Exercise description:
Repeat the material below exactly, with no pictures.

Materials provided:
● ● ● ●

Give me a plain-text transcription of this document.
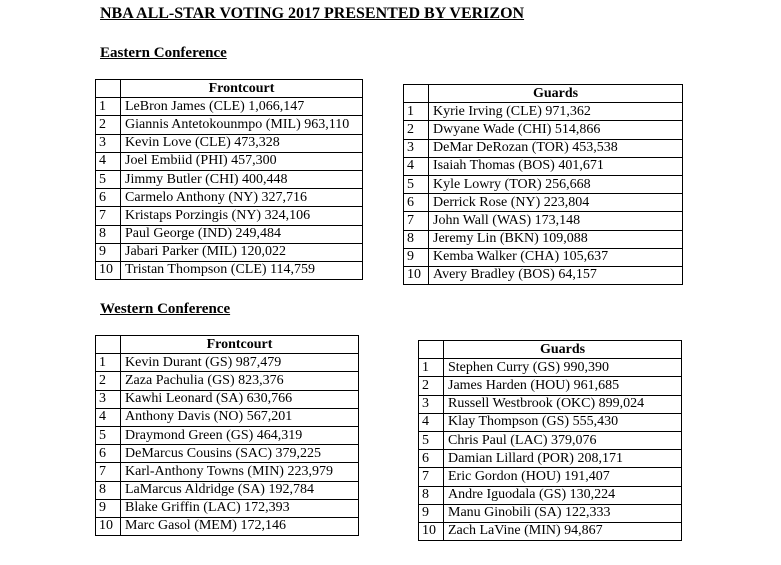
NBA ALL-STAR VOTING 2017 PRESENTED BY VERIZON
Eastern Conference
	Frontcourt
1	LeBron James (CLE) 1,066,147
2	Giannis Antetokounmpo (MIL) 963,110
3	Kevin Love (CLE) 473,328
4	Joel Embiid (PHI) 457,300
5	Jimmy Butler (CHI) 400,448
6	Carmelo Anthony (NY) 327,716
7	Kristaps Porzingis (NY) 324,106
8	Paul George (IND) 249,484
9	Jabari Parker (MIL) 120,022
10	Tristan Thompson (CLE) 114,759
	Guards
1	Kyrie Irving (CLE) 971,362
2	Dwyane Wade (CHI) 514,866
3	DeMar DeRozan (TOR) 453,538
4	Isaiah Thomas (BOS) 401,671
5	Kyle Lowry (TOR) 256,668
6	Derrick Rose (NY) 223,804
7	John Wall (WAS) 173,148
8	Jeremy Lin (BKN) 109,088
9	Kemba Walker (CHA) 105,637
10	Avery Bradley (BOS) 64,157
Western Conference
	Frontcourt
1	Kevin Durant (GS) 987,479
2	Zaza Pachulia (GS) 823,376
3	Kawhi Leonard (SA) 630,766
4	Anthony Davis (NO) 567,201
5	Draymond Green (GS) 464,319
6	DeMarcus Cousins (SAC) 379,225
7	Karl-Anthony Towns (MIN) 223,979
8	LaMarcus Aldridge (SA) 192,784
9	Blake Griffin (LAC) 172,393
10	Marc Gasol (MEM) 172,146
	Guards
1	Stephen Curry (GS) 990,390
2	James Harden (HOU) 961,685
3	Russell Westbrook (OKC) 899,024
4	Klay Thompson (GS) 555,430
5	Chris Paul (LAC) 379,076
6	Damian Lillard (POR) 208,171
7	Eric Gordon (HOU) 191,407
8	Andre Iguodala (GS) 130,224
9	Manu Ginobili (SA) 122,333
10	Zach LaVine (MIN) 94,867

● ● ● ●

Output of the exercise:
Give me a plain-text transcription of this document.
NBA ALL-STAR VOTING 2017 PRESENTED BY VERIZON
Eastern Conference
	Frontcourt
1	LeBron James (CLE) 1,066,147
2	Giannis Antetokounmpo (MIL) 963,110
3	Kevin Love (CLE) 473,328
4	Joel Embiid (PHI) 457,300
5	Jimmy Butler (CHI) 400,448
6	Carmelo Anthony (NY) 327,716
7	Kristaps Porzingis (NY) 324,106
8	Paul George (IND) 249,484
9	Jabari Parker (MIL) 120,022
10	Tristan Thompson (CLE) 114,759
	Guards
1	Kyrie Irving (CLE) 971,362
2	Dwyane Wade (CHI) 514,866
3	DeMar DeRozan (TOR) 453,538
4	Isaiah Thomas (BOS) 401,671
5	Kyle Lowry (TOR) 256,668
6	Derrick Rose (NY) 223,804
7	John Wall (WAS) 173,148
8	Jeremy Lin (BKN) 109,088
9	Kemba Walker (CHA) 105,637
10	Avery Bradley (BOS) 64,157
Western Conference
	Frontcourt
1	Kevin Durant (GS) 987,479
2	Zaza Pachulia (GS) 823,376
3	Kawhi Leonard (SA) 630,766
4	Anthony Davis (NO) 567,201
5	Draymond Green (GS) 464,319
6	DeMarcus Cousins (SAC) 379,225
7	Karl-Anthony Towns (MIN) 223,979
8	LaMarcus Aldridge (SA) 192,784
9	Blake Griffin (LAC) 172,393
10	Marc Gasol (MEM) 172,146
	Guards
1	Stephen Curry (GS) 990,390
2	James Harden (HOU) 961,685
3	Russell Westbrook (OKC) 899,024
4	Klay Thompson (GS) 555,430
5	Chris Paul (LAC) 379,076
6	Damian Lillard (POR) 208,171
7	Eric Gordon (HOU) 191,407
8	Andre Iguodala (GS) 130,224
9	Manu Ginobili (SA) 122,333
10	Zach LaVine (MIN) 94,867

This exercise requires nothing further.